* EXERCISE BRIEF
Reproduce every entry exactly and leave its pictures out.

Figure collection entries
-=-=-=-=-

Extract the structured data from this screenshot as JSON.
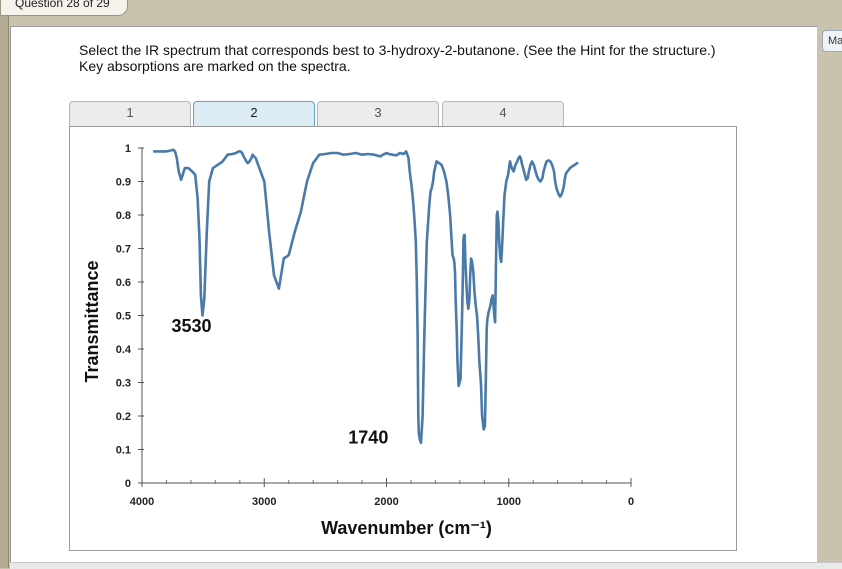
{
  "question_tab": {
    "label": "Question 28 of 29"
  },
  "side_button": {
    "label": "Ma"
  },
  "prompt": {
    "line1": "Select the IR spectrum that corresponds best to 3-hydroxy-2-butanone. (See the Hint for the structure.)",
    "line2": "Key absorptions are marked on the spectra."
  },
  "tabs": [
    {
      "label": "1",
      "active": false
    },
    {
      "label": "2",
      "active": true
    },
    {
      "label": "3",
      "active": false
    },
    {
      "label": "4",
      "active": false
    }
  ],
  "colors": {
    "trace": "#4a7aa8",
    "active_tab": "#dcecf5"
  },
  "chart_data": {
    "type": "line",
    "title": "",
    "xlabel": "Wavenumber (cm⁻¹)",
    "ylabel": "Transmittance",
    "xlim": [
      4000,
      0
    ],
    "ylim": [
      0,
      1
    ],
    "x_ticks": [
      "4000",
      "3000",
      "2000",
      "1000",
      "0"
    ],
    "y_ticks": [
      "0",
      "0.1",
      "0.2",
      "0.3",
      "0.4",
      "0.5",
      "0.6",
      "0.7",
      "0.8",
      "0.9",
      "1"
    ],
    "annotations": [
      {
        "text": "3530",
        "x": 3530,
        "y": 0.51
      },
      {
        "text": "1740",
        "x": 1740,
        "y": 0.13
      }
    ],
    "series": [
      {
        "x": [
          3900,
          3850,
          3800,
          3770,
          3745,
          3730,
          3715,
          3700,
          3680,
          3650,
          3620,
          3590,
          3565,
          3545,
          3530,
          3518,
          3505,
          3490,
          3470,
          3450,
          3420,
          3380,
          3340,
          3300,
          3260,
          3230,
          3210,
          3195,
          3180,
          3170,
          3160,
          3150,
          3135,
          3120,
          3105,
          3095,
          3085,
          3070,
          3060,
          3045,
          3030,
          3000,
          2960,
          2920,
          2880,
          2840,
          2800,
          2750,
          2700,
          2650,
          2600,
          2550,
          2500,
          2450,
          2400,
          2350,
          2300,
          2250,
          2200,
          2150,
          2100,
          2070,
          2050,
          2030,
          2015,
          2000,
          1980,
          1950,
          1920,
          1890,
          1860,
          1840,
          1830,
          1820,
          1810,
          1800,
          1790,
          1780,
          1770,
          1760,
          1752,
          1746,
          1742,
          1740,
          1736,
          1728,
          1718,
          1705,
          1690,
          1670,
          1650,
          1640,
          1630,
          1620,
          1610,
          1590,
          1570,
          1550,
          1530,
          1510,
          1495,
          1480,
          1470,
          1460,
          1450,
          1445,
          1440,
          1435,
          1425,
          1420,
          1410,
          1395,
          1385,
          1375,
          1370,
          1365,
          1360,
          1355,
          1345,
          1338,
          1330,
          1322,
          1315,
          1308,
          1300,
          1290,
          1280,
          1270,
          1260,
          1250,
          1240,
          1228,
          1218,
          1205,
          1195,
          1188,
          1180,
          1175,
          1165,
          1150,
          1140,
          1132,
          1125,
          1118,
          1112,
          1105,
          1098,
          1092,
          1085,
          1078,
          1072,
          1068,
          1062,
          1055,
          1045,
          1035,
          1020,
          1005,
          990,
          975,
          960,
          945,
          930,
          920,
          910,
          902,
          890,
          875,
          858,
          845,
          835,
          822,
          810,
          795,
          780,
          768,
          755,
          740,
          725,
          715,
          700,
          690,
          675,
          660,
          645,
          630,
          620,
          610,
          600,
          590,
          580,
          570,
          560,
          550,
          545,
          540,
          535,
          530,
          520,
          510,
          500,
          480,
          460,
          440
        ],
        "y": [
          0.99,
          0.99,
          0.99,
          0.992,
          0.995,
          0.99,
          0.97,
          0.93,
          0.905,
          0.94,
          0.94,
          0.93,
          0.92,
          0.85,
          0.73,
          0.56,
          0.5,
          0.55,
          0.75,
          0.9,
          0.94,
          0.95,
          0.96,
          0.98,
          0.982,
          0.985,
          0.99,
          0.99,
          0.985,
          0.975,
          0.97,
          0.962,
          0.955,
          0.96,
          0.97,
          0.98,
          0.975,
          0.97,
          0.96,
          0.945,
          0.93,
          0.9,
          0.75,
          0.62,
          0.58,
          0.67,
          0.68,
          0.75,
          0.81,
          0.9,
          0.955,
          0.98,
          0.982,
          0.985,
          0.985,
          0.98,
          0.982,
          0.985,
          0.98,
          0.982,
          0.98,
          0.977,
          0.975,
          0.98,
          0.982,
          0.985,
          0.982,
          0.98,
          0.978,
          0.985,
          0.982,
          0.99,
          0.98,
          0.97,
          0.93,
          0.9,
          0.87,
          0.83,
          0.78,
          0.72,
          0.6,
          0.45,
          0.3,
          0.2,
          0.15,
          0.13,
          0.12,
          0.2,
          0.45,
          0.72,
          0.83,
          0.87,
          0.88,
          0.9,
          0.93,
          0.96,
          0.955,
          0.95,
          0.93,
          0.9,
          0.86,
          0.8,
          0.74,
          0.68,
          0.67,
          0.66,
          0.63,
          0.55,
          0.45,
          0.37,
          0.29,
          0.31,
          0.45,
          0.62,
          0.73,
          0.74,
          0.74,
          0.66,
          0.58,
          0.54,
          0.52,
          0.55,
          0.62,
          0.67,
          0.66,
          0.63,
          0.57,
          0.53,
          0.5,
          0.44,
          0.36,
          0.3,
          0.2,
          0.16,
          0.17,
          0.3,
          0.46,
          0.49,
          0.51,
          0.53,
          0.55,
          0.56,
          0.53,
          0.5,
          0.48,
          0.64,
          0.8,
          0.81,
          0.78,
          0.72,
          0.69,
          0.67,
          0.66,
          0.7,
          0.78,
          0.86,
          0.9,
          0.92,
          0.96,
          0.94,
          0.93,
          0.95,
          0.96,
          0.97,
          0.975,
          0.97,
          0.95,
          0.93,
          0.905,
          0.91,
          0.93,
          0.95,
          0.96,
          0.95,
          0.93,
          0.915,
          0.905,
          0.9,
          0.91,
          0.93,
          0.95,
          0.96,
          0.963,
          0.96,
          0.95,
          0.93,
          0.9,
          0.88,
          0.87,
          0.86,
          0.855,
          0.86,
          0.87,
          0.885,
          0.9,
          0.91,
          0.92,
          0.925,
          0.93,
          0.935,
          0.94,
          0.945,
          0.95,
          0.955
        ]
      }
    ]
  }
}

-=-=-=-=-

* COMPLETE OUTPUT
Extract the structured data from this screenshot as JSON.
{
  "question_tab": {
    "label": "Question 28 of 29"
  },
  "side_button": {
    "label": "Ma"
  },
  "prompt": {
    "line1": "Select the IR spectrum that corresponds best to 3-hydroxy-2-butanone. (See the Hint for the structure.)",
    "line2": "Key absorptions are marked on the spectra."
  },
  "tabs": [
    {
      "label": "1",
      "active": false
    },
    {
      "label": "2",
      "active": true
    },
    {
      "label": "3",
      "active": false
    },
    {
      "label": "4",
      "active": false
    }
  ],
  "colors": {
    "trace": "#4a7aa8",
    "active_tab": "#dcecf5"
  },
  "chart_data": {
    "type": "line",
    "title": "",
    "xlabel": "Wavenumber (cm⁻¹)",
    "ylabel": "Transmittance",
    "xlim": [
      4000,
      0
    ],
    "ylim": [
      0,
      1
    ],
    "x_ticks": [
      "4000",
      "3000",
      "2000",
      "1000",
      "0"
    ],
    "y_ticks": [
      "0",
      "0.1",
      "0.2",
      "0.3",
      "0.4",
      "0.5",
      "0.6",
      "0.7",
      "0.8",
      "0.9",
      "1"
    ],
    "annotations": [
      {
        "text": "3530",
        "x": 3530,
        "y": 0.51
      },
      {
        "text": "1740",
        "x": 1740,
        "y": 0.13
      }
    ],
    "series": [
      {
        "x": [
          3900,
          3850,
          3800,
          3770,
          3745,
          3730,
          3715,
          3700,
          3680,
          3650,
          3620,
          3590,
          3565,
          3545,
          3530,
          3518,
          3505,
          3490,
          3470,
          3450,
          3420,
          3380,
          3340,
          3300,
          3260,
          3230,
          3210,
          3195,
          3180,
          3170,
          3160,
          3150,
          3135,
          3120,
          3105,
          3095,
          3085,
          3070,
          3060,
          3045,
          3030,
          3000,
          2960,
          2920,
          2880,
          2840,
          2800,
          2750,
          2700,
          2650,
          2600,
          2550,
          2500,
          2450,
          2400,
          2350,
          2300,
          2250,
          2200,
          2150,
          2100,
          2070,
          2050,
          2030,
          2015,
          2000,
          1980,
          1950,
          1920,
          1890,
          1860,
          1840,
          1830,
          1820,
          1810,
          1800,
          1790,
          1780,
          1770,
          1760,
          1752,
          1746,
          1742,
          1740,
          1736,
          1728,
          1718,
          1705,
          1690,
          1670,
          1650,
          1640,
          1630,
          1620,
          1610,
          1590,
          1570,
          1550,
          1530,
          1510,
          1495,
          1480,
          1470,
          1460,
          1450,
          1445,
          1440,
          1435,
          1425,
          1420,
          1410,
          1395,
          1385,
          1375,
          1370,
          1365,
          1360,
          1355,
          1345,
          1338,
          1330,
          1322,
          1315,
          1308,
          1300,
          1290,
          1280,
          1270,
          1260,
          1250,
          1240,
          1228,
          1218,
          1205,
          1195,
          1188,
          1180,
          1175,
          1165,
          1150,
          1140,
          1132,
          1125,
          1118,
          1112,
          1105,
          1098,
          1092,
          1085,
          1078,
          1072,
          1068,
          1062,
          1055,
          1045,
          1035,
          1020,
          1005,
          990,
          975,
          960,
          945,
          930,
          920,
          910,
          902,
          890,
          875,
          858,
          845,
          835,
          822,
          810,
          795,
          780,
          768,
          755,
          740,
          725,
          715,
          700,
          690,
          675,
          660,
          645,
          630,
          620,
          610,
          600,
          590,
          580,
          570,
          560,
          550,
          545,
          540,
          535,
          530,
          520,
          510,
          500,
          480,
          460,
          440
        ],
        "y": [
          0.99,
          0.99,
          0.99,
          0.992,
          0.995,
          0.99,
          0.97,
          0.93,
          0.905,
          0.94,
          0.94,
          0.93,
          0.92,
          0.85,
          0.73,
          0.56,
          0.5,
          0.55,
          0.75,
          0.9,
          0.94,
          0.95,
          0.96,
          0.98,
          0.982,
          0.985,
          0.99,
          0.99,
          0.985,
          0.975,
          0.97,
          0.962,
          0.955,
          0.96,
          0.97,
          0.98,
          0.975,
          0.97,
          0.96,
          0.945,
          0.93,
          0.9,
          0.75,
          0.62,
          0.58,
          0.67,
          0.68,
          0.75,
          0.81,
          0.9,
          0.955,
          0.98,
          0.982,
          0.985,
          0.985,
          0.98,
          0.982,
          0.985,
          0.98,
          0.982,
          0.98,
          0.977,
          0.975,
          0.98,
          0.982,
          0.985,
          0.982,
          0.98,
          0.978,
          0.985,
          0.982,
          0.99,
          0.98,
          0.97,
          0.93,
          0.9,
          0.87,
          0.83,
          0.78,
          0.72,
          0.6,
          0.45,
          0.3,
          0.2,
          0.15,
          0.13,
          0.12,
          0.2,
          0.45,
          0.72,
          0.83,
          0.87,
          0.88,
          0.9,
          0.93,
          0.96,
          0.955,
          0.95,
          0.93,
          0.9,
          0.86,
          0.8,
          0.74,
          0.68,
          0.67,
          0.66,
          0.63,
          0.55,
          0.45,
          0.37,
          0.29,
          0.31,
          0.45,
          0.62,
          0.73,
          0.74,
          0.74,
          0.66,
          0.58,
          0.54,
          0.52,
          0.55,
          0.62,
          0.67,
          0.66,
          0.63,
          0.57,
          0.53,
          0.5,
          0.44,
          0.36,
          0.3,
          0.2,
          0.16,
          0.17,
          0.3,
          0.46,
          0.49,
          0.51,
          0.53,
          0.55,
          0.56,
          0.53,
          0.5,
          0.48,
          0.64,
          0.8,
          0.81,
          0.78,
          0.72,
          0.69,
          0.67,
          0.66,
          0.7,
          0.78,
          0.86,
          0.9,
          0.92,
          0.96,
          0.94,
          0.93,
          0.95,
          0.96,
          0.97,
          0.975,
          0.97,
          0.95,
          0.93,
          0.905,
          0.91,
          0.93,
          0.95,
          0.96,
          0.95,
          0.93,
          0.915,
          0.905,
          0.9,
          0.91,
          0.93,
          0.95,
          0.96,
          0.963,
          0.96,
          0.95,
          0.93,
          0.9,
          0.88,
          0.87,
          0.86,
          0.855,
          0.86,
          0.87,
          0.885,
          0.9,
          0.91,
          0.92,
          0.925,
          0.93,
          0.935,
          0.94,
          0.945,
          0.95,
          0.955
        ]
      }
    ]
  }
}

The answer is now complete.